## Direction
Resume the passage on Bolsonarism in the Amazon, shown below, starting after its final sentence.

## Passage to read
────────

This is a wake-up call.

Those of us on the ground in the Amazon know that Bolsonarism—much more persistent and enduring than the creature it is named for—is preparing to return to power in 2026. A great many of the town halls and council chambers in Amazon cities are dominated by proponents of Bolsonarism, and next year’s municipal elections should bring little change in this regard. Bolsonarism is a way of seeing the world and of relating to everyone else, the most predatory way of seeing the world and relating to everyone else. It is a local name for twenty-first century fascism—fascism in times of climate mutation. And it remains extremely active.

This is why there is something we must tell those who would prefer to cling to their illusions: Lula’s win was episodic. It was part of a battle. Even if Bolsonaro goes to prison, where he belongs, the fascism bearing his name is far from defeated. Just look at the Brazilian Congress. Furthermore, throughout the Amazon, people’s lives have been threatened. Many of those forced to live as refugees to avoid being assassinated by nature destroyers, even after power changed hands, are still residing in unhealthy, often undignified places of refuge, with no way of returning to their territories, to their homes, because the violence is being perpetuated. So our journalism must remain vigilant and rigorous, on a constant state of alert, so that fascism does not once again occupy the seats of central power—since it never disappeared from daily life in Brazil.

────────

Annotated region listings

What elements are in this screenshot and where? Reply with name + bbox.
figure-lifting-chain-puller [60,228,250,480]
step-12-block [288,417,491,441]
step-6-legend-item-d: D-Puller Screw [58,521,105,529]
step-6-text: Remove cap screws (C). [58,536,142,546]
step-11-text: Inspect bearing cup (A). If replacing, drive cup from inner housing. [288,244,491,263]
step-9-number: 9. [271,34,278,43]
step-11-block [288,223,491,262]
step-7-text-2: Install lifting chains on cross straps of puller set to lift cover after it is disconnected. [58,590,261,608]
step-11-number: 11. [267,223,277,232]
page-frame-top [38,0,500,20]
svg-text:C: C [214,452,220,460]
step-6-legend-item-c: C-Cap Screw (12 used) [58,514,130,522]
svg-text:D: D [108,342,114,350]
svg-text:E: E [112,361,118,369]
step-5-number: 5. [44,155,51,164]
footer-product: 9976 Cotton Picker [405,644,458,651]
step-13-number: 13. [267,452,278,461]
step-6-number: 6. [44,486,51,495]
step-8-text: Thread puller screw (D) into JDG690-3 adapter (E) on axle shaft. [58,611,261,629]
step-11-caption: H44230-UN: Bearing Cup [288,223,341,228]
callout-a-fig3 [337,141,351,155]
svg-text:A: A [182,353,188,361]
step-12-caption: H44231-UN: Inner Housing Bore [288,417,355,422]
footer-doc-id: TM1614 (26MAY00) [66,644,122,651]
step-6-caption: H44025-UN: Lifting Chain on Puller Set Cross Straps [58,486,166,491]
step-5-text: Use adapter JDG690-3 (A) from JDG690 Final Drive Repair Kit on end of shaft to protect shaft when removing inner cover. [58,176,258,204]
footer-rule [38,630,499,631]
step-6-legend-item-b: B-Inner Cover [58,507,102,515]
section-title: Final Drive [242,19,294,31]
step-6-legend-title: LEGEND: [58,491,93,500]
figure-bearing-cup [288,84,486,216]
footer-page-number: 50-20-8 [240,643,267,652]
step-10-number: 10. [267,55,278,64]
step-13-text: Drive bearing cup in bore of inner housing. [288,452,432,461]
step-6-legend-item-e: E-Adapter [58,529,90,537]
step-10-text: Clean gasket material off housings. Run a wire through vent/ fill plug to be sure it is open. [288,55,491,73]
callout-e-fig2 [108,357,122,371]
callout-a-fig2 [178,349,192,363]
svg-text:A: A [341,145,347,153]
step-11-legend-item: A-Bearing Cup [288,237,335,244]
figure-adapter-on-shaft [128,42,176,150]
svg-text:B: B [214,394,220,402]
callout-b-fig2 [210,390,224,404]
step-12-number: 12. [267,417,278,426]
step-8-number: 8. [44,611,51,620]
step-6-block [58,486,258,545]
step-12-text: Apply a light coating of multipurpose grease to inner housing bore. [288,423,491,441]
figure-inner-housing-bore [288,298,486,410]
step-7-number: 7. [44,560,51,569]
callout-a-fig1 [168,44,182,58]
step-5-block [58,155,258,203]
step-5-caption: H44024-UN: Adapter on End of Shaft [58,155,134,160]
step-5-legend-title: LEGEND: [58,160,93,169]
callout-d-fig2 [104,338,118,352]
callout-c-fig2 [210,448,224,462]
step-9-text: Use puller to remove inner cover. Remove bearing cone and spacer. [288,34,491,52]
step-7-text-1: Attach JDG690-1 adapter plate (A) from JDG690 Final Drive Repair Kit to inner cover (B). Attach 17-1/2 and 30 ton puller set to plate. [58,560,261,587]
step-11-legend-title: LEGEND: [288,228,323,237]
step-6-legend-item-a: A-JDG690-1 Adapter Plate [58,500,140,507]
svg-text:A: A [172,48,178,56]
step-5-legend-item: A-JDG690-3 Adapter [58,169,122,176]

────────

## Response below
Then we come to Lula and our coverage of his administration. Brutal events in Brazil in recent years, especially from the 2010s on, seem to have numbed part of the population, even those who consider themselves enlightened. Journalism is fundamental to democracy for several reasons, a primary one being government oversight on behalf of the public. If a government is truly democratic, beyond mere discourse, it will want a press that criticizes and scrutinizes it, because this will help it refine its actions and correct any detours from campaign pledges.

This is what SUMAÚMA continues to do now with Lula’s administration—and all state and municipal administrations we write about. Our duty to democracy and to the very essence of journalism is to engage in criticism, analysis, and rigorous, responsible investigation. In our editorials, we publicly positioned ourselves in favor of voting for Lula right from the first round of the 2022 elections, because we had to defeat fascism, and Lula was by far the best candidate. But we will never kowtow to those in power. SUMAÚMA kowtows to no one.

Ever since it became clear that SUMAÚMA would keep on doing critical, responsible, and rigorous journalistic coverage of Lula’s government as well, we have been the target of attacks by the sector of PT militants that has learned nothing from the experiences of recent years. Supposedly, according to this slice of the PT and to the left, criticizing the Lula administration is tantamount to wanting Bolsonaro back—an idea so bereft of logic that it is almost embarrassing to mention it. This group hasn’t understood that the exact opposite is the case: critical, rigorous, and responsible journalism helps truly democratic rulers govern better—and this undermines fanaticism, which guarantees its survival by constantly expunging any fact not in its favor.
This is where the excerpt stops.